■ Text excerpt ■
>> START

In the US (not in Europe and especially not in Italy), Starbucks changed the coffee drinking habits of a nation. Americans discovered the difference between Arabica and Robusta beans. They developed a taste for a better brew than what was promised by the supermarket retailer giants of Maxwell House, Sanka, Folgers, and Chock full o’Nuts. As we “discovered” the difference as consumers, we reveled in the “experience” of being a coffee connoisseur.
I remember the first time, years back, when I first “discovered”- through a Starbucks shop – the difference between drip coffee makers and a new French Press. It goes without saying that I had long ago abandoned the trusted percolator given me by my parents who thrived on “good to the last drop” Maxwell house.
Back in the day, you felt like an authentic coffee expert when you experienced a Starbucks. Seeking out a Starbucks, you watched baristas bag your fresh beans (because Starbucks had helped the coffee expert recognize the importance of fresh beans) and grind it to your specification.
In those days, a latte was exotic. The in-store display of beans in Starbucks showed the progression from fresh picked coffee berries to the dark roast of espresso. It helped you experience the feeling of expertise as you “bought your precious beans” from the source. Amazing to say, but the Starbucks brand has not caught up with the movement they themselves created.
While the coffee category grew, Starbucks did not. Thus, a Starbucks failure. It didn’t realize we had changed. The reason Starbucks is now failing is that we are thinking we need to abandon the “date we brought to the dance” because another date has caught our eye and seems like a better fit for who we now are.
To be fair, a few things about Starbucks have changed. It now has drive-through windows in suburban stores. That promises a new experience but is really the illusion of “fast” service and the “more convenient” ability. You can also purchase beans in pre-packaged vacuum-sealed bags and K-Kups.
The latter may deliver fresher beans, but the experience now is more akin to a supermarket. It has the same authenticity of purchasing a sweet roll, donut, scone, or specialty sandwich. We all know they are not made on site but shipped in from a warehouse along with the pre-packaged beans.

>> END

■ Tasks for this exercise ■
1. In the Starbucks text, what do suburban Starbucks stores now have?
2. Carry the Starbucks text forward, starting after its last sentence.
The material that comes after has no connection to the Starbucks text.

■ Given information ■

>> START

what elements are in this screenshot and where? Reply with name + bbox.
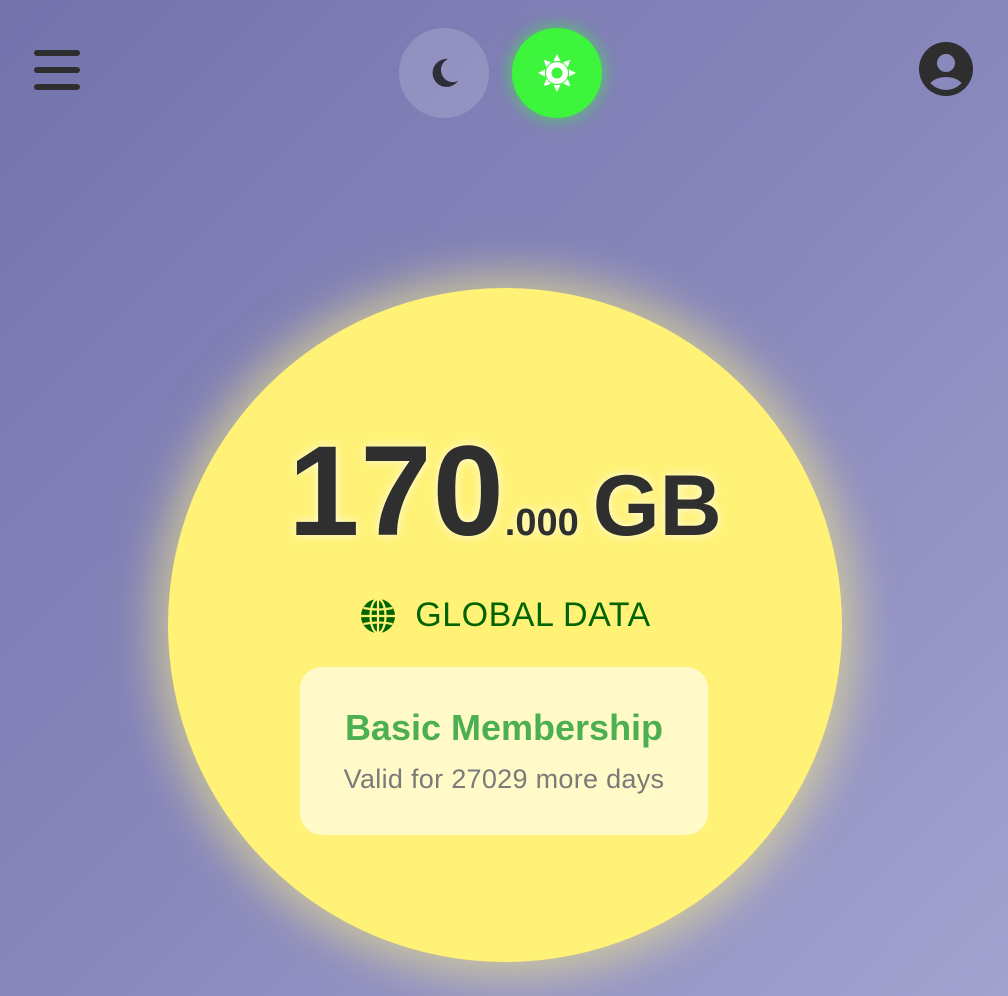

>> END

■ Task results ■
1. Drive-through windows.

2.
Inside the shop, Starbucks has decided eclectic is a more appealing ambience than comfortable. But there is no service unless I walk up to the counter and stand in line again. Those important anti-brand values aside, the real changes are in the customers and the brand’s lack of adaptation.
What we owe to Starbucks is a change in us the coffee-drinking customer. Starbucks taught us that, as “coffee experts” we must demand more from our coffee experience.
The key here is “more.” It means that the bar is always rising and the experience needs to, at the very least, keep up. In the best possible scenario — lead the way.
Unfortunately, Starbucks believes that means instant coffee. (As if anything could be more instant than a Keurig K-Cup maker.) Or that it means the convenience of having a Starbucks in the supermarket or at a book store (another dying category). The “experience” or expectation of “more” is lost because now Starbucks believes I want to run into my local supermarket for a cup of coffee. Buy my beans pre-packaged where I buy my Velveeta and Wonder bread.
Solving Starbucks problems requires a thoughtful and detailed process. But every brand that takes the lead in any category through innovation in product or experience will have to change adapt and continue to evolve. If it does not, pretty soon you will begin to look like Starbucks, one of the world’s largest and most successful failed brands.